**TASK INSTRUCTIONS**
Output each entry below as it stands, leaving out every picture.

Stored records
## Begin

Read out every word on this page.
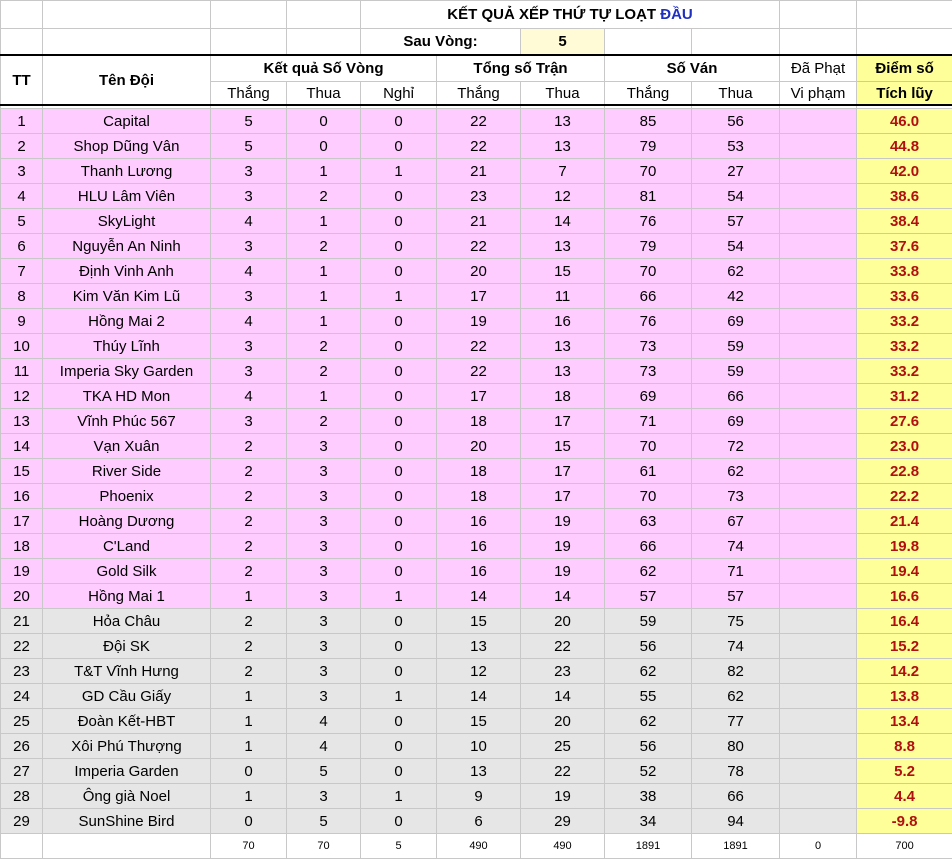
				KẾT QUẢ XẾP THỨ TỰ LOẠT ĐẦU						
				Sau Vòng:		5				
TT	Tên Đội	Kết quả Số Vòng			Tổng số Trận		Số Ván		Đã Phạt	Điểm số
		Thắng	Thua	Nghỉ	Thắng	Thua	Thắng	Thua	Vi phạm	Tích lũy

1	Capital	5	0	0	22	13	85	56		46.0
2	Shop Dũng Vân	5	0	0	22	13	79	53		44.8
3	Thanh Lương	3	1	1	21	7	70	27		42.0
4	HLU Lâm Viên	3	2	0	23	12	81	54		38.6
5	SkyLight	4	1	0	21	14	76	57		38.4
6	Nguyễn An Ninh	3	2	0	22	13	79	54		37.6
7	Định Vinh Anh	4	1	0	20	15	70	62		33.8
8	Kim Văn Kim Lũ	3	1	1	17	11	66	42		33.6
9	Hồng Mai 2	4	1	0	19	16	76	69		33.2
10	Thúy Lĩnh	3	2	0	22	13	73	59		33.2
11	Imperia Sky Garden	3	2	0	22	13	73	59		33.2
12	TKA HD Mon	4	1	0	17	18	69	66		31.2
13	Vĩnh Phúc 567	3	2	0	18	17	71	69		27.6
14	Vạn Xuân	2	3	0	20	15	70	72		23.0
15	River Side	2	3	0	18	17	61	62		22.8
16	Phoenix	2	3	0	18	17	70	73		22.2
17	Hoàng Dương	2	3	0	16	19	63	67		21.4
18	C'Land	2	3	0	16	19	66	74		19.8
19	Gold Silk	2	3	0	16	19	62	71		19.4
20	Hồng Mai 1	1	3	1	14	14	57	57		16.6
21	Hỏa Châu	2	3	0	15	20	59	75		16.4
22	Đội SK	2	3	0	13	22	56	74		15.2
23	T&T Vĩnh Hưng	2	3	0	12	23	62	82		14.2
24	GD Cầu Giấy	1	3	1	14	14	55	62		13.8
25	Đoàn Kết-HBT	1	4	0	15	20	62	77		13.4
26	Xôi Phú Thượng	1	4	0	10	25	56	80		8.8
27	Imperia Garden	0	5	0	13	22	52	78		5.2
28	Ông già Noel	1	3	1	9	19	38	66		4.4
29	SunShine Bird	0	5	0	6	29	34	94		-9.8
		70	70	5	490	490	1891	1891	0	700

## End

**CORRECT RESULT**
Read out every word on this page.
				KẾT QUẢ XẾP THỨ TỰ LOẠT ĐẦU						
				Sau Vòng:		5				
TT	Tên Đội	Kết quả Số Vòng			Tổng số Trận		Số Ván		Đã Phạt	Điểm số
		Thắng	Thua	Nghỉ	Thắng	Thua	Thắng	Thua	Vi phạm	Tích lũy

1	Capital	5	0	0	22	13	85	56		46.0
2	Shop Dũng Vân	5	0	0	22	13	79	53		44.8
3	Thanh Lương	3	1	1	21	7	70	27		42.0
4	HLU Lâm Viên	3	2	0	23	12	81	54		38.6
5	SkyLight	4	1	0	21	14	76	57		38.4
6	Nguyễn An Ninh	3	2	0	22	13	79	54		37.6
7	Định Vinh Anh	4	1	0	20	15	70	62		33.8
8	Kim Văn Kim Lũ	3	1	1	17	11	66	42		33.6
9	Hồng Mai 2	4	1	0	19	16	76	69		33.2
10	Thúy Lĩnh	3	2	0	22	13	73	59		33.2
11	Imperia Sky Garden	3	2	0	22	13	73	59		33.2
12	TKA HD Mon	4	1	0	17	18	69	66		31.2
13	Vĩnh Phúc 567	3	2	0	18	17	71	69		27.6
14	Vạn Xuân	2	3	0	20	15	70	72		23.0
15	River Side	2	3	0	18	17	61	62		22.8
16	Phoenix	2	3	0	18	17	70	73		22.2
17	Hoàng Dương	2	3	0	16	19	63	67		21.4
18	C'Land	2	3	0	16	19	66	74		19.8
19	Gold Silk	2	3	0	16	19	62	71		19.4
20	Hồng Mai 1	1	3	1	14	14	57	57		16.6
21	Hỏa Châu	2	3	0	15	20	59	75		16.4
22	Đội SK	2	3	0	13	22	56	74		15.2
23	T&T Vĩnh Hưng	2	3	0	12	23	62	82		14.2
24	GD Cầu Giấy	1	3	1	14	14	55	62		13.8
25	Đoàn Kết-HBT	1	4	0	15	20	62	77		13.4
26	Xôi Phú Thượng	1	4	0	10	25	56	80		8.8
27	Imperia Garden	0	5	0	13	22	52	78		5.2
28	Ông già Noel	1	3	1	9	19	38	66		4.4
29	SunShine Bird	0	5	0	6	29	34	94		-9.8
		70	70	5	490	490	1891	1891	0	700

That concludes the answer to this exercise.